**EXERCISE AIM:** Below is a block of data; give all of it again word for word.
***** ROWS
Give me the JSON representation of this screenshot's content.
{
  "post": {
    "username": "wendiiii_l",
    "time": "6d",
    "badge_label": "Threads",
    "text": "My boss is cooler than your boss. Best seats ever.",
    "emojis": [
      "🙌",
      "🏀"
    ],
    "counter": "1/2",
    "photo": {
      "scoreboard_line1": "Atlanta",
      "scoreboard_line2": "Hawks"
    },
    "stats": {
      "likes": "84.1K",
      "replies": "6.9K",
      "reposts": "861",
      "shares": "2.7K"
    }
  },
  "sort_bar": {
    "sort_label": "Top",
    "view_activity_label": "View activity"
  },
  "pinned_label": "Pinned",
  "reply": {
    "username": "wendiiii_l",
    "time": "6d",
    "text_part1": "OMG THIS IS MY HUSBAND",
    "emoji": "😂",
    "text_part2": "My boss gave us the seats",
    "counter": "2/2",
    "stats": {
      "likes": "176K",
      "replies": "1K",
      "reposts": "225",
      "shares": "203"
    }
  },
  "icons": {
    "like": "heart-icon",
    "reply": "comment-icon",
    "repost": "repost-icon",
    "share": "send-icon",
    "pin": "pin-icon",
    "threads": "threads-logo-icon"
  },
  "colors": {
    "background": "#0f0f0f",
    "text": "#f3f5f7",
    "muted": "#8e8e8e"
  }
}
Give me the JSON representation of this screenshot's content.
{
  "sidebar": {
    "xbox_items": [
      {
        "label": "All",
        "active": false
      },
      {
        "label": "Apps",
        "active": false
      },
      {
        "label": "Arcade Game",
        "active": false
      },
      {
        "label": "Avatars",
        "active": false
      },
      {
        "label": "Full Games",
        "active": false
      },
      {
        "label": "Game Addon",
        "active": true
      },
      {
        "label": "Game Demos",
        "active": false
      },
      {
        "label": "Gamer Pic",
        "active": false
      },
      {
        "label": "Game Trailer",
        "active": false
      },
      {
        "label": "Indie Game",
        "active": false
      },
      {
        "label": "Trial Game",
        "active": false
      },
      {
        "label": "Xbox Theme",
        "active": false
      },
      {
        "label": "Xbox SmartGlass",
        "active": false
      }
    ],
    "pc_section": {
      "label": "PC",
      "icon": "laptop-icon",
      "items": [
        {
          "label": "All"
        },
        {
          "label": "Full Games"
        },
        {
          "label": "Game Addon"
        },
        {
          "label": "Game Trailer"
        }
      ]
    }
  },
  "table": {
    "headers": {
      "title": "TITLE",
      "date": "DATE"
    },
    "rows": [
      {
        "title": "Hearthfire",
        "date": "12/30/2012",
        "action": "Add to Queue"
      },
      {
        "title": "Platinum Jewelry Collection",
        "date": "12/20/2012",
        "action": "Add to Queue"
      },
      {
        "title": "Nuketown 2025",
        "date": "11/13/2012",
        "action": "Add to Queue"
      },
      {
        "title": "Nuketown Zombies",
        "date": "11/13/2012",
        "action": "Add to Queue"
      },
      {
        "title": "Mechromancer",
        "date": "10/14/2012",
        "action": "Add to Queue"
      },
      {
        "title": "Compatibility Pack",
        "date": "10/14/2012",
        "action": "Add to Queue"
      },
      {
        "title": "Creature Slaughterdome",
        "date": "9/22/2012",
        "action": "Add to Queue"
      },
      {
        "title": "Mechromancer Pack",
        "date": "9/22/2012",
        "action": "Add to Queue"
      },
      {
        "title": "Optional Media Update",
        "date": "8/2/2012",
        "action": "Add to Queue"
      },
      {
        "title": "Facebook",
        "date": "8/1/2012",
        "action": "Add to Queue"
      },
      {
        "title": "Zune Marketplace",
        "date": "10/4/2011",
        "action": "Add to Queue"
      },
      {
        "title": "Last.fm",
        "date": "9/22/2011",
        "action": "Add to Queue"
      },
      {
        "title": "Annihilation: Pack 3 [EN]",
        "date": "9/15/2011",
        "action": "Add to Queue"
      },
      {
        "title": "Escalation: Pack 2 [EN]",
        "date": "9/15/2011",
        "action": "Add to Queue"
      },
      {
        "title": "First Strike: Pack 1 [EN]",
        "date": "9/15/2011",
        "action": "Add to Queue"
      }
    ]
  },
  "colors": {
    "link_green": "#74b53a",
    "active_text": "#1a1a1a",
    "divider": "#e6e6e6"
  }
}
**********
**EXERCISE RESPONSE:**
Give me the JSON representation of this screenshot's content.
{
  "post": {
    "username": "wendiiii_l",
    "time": "6d",
    "badge_label": "Threads",
    "text": "My boss is cooler than your boss. Best seats ever.",
    "emojis": [
      "🙌",
      "🏀"
    ],
    "counter": "1/2",
    "photo": {
      "scoreboard_line1": "Atlanta",
      "scoreboard_line2": "Hawks"
    },
    "stats": {
      "likes": "84.1K",
      "replies": "6.9K",
      "reposts": "861",
      "shares": "2.7K"
    }
  },
  "sort_bar": {
    "sort_label": "Top",
    "view_activity_label": "View activity"
  },
  "pinned_label": "Pinned",
  "reply": {
    "username": "wendiiii_l",
    "time": "6d",
    "text_part1": "OMG THIS IS MY HUSBAND",
    "emoji": "😂",
    "text_part2": "My boss gave us the seats",
    "counter": "2/2",
    "stats": {
      "likes": "176K",
      "replies": "1K",
      "reposts": "225",
      "shares": "203"
    }
  },
  "icons": {
    "like": "heart-icon",
    "reply": "comment-icon",
    "repost": "repost-icon",
    "share": "send-icon",
    "pin": "pin-icon",
    "threads": "threads-logo-icon"
  },
  "colors": {
    "background": "#0f0f0f",
    "text": "#f3f5f7",
    "muted": "#8e8e8e"
  }
}
Give me the JSON representation of this screenshot's content.
{
  "sidebar": {
    "xbox_items": [
      {
        "label": "All",
        "active": false
      },
      {
        "label": "Apps",
        "active": false
      },
      {
        "label": "Arcade Game",
        "active": false
      },
      {
        "label": "Avatars",
        "active": false
      },
      {
        "label": "Full Games",
        "active": false
      },
      {
        "label": "Game Addon",
        "active": true
      },
      {
        "label": "Game Demos",
        "active": false
      },
      {
        "label": "Gamer Pic",
        "active": false
      },
      {
        "label": "Game Trailer",
        "active": false
      },
      {
        "label": "Indie Game",
        "active": false
      },
      {
        "label": "Trial Game",
        "active": false
      },
      {
        "label": "Xbox Theme",
        "active": false
      },
      {
        "label": "Xbox SmartGlass",
        "active": false
      }
    ],
    "pc_section": {
      "label": "PC",
      "icon": "laptop-icon",
      "items": [
        {
          "label": "All"
        },
        {
          "label": "Full Games"
        },
        {
          "label": "Game Addon"
        },
        {
          "label": "Game Trailer"
        }
      ]
    }
  },
  "table": {
    "headers": {
      "title": "TITLE",
      "date": "DATE"
    },
    "rows": [
      {
        "title": "Hearthfire",
        "date": "12/30/2012",
        "action": "Add to Queue"
      },
      {
        "title": "Platinum Jewelry Collection",
        "date": "12/20/2012",
        "action": "Add to Queue"
      },
      {
        "title": "Nuketown 2025",
        "date": "11/13/2012",
        "action": "Add to Queue"
      },
      {
        "title": "Nuketown Zombies",
        "date": "11/13/2012",
        "action": "Add to Queue"
      },
      {
        "title": "Mechromancer",
        "date": "10/14/2012",
        "action": "Add to Queue"
      },
      {
        "title": "Compatibility Pack",
        "date": "10/14/2012",
        "action": "Add to Queue"
      },
      {
        "title": "Creature Slaughterdome",
        "date": "9/22/2012",
        "action": "Add to Queue"
      },
      {
        "title": "Mechromancer Pack",
        "date": "9/22/2012",
        "action": "Add to Queue"
      },
      {
        "title": "Optional Media Update",
        "date": "8/2/2012",
        "action": "Add to Queue"
      },
      {
        "title": "Facebook",
        "date": "8/1/2012",
        "action": "Add to Queue"
      },
      {
        "title": "Zune Marketplace",
        "date": "10/4/2011",
        "action": "Add to Queue"
      },
      {
        "title": "Last.fm",
        "date": "9/22/2011",
        "action": "Add to Queue"
      },
      {
        "title": "Annihilation: Pack 3 [EN]",
        "date": "9/15/2011",
        "action": "Add to Queue"
      },
      {
        "title": "Escalation: Pack 2 [EN]",
        "date": "9/15/2011",
        "action": "Add to Queue"
      },
      {
        "title": "First Strike: Pack 1 [EN]",
        "date": "9/15/2011",
        "action": "Add to Queue"
      }
    ]
  },
  "colors": {
    "link_green": "#74b53a",
    "active_text": "#1a1a1a",
    "divider": "#e6e6e6"
  }
}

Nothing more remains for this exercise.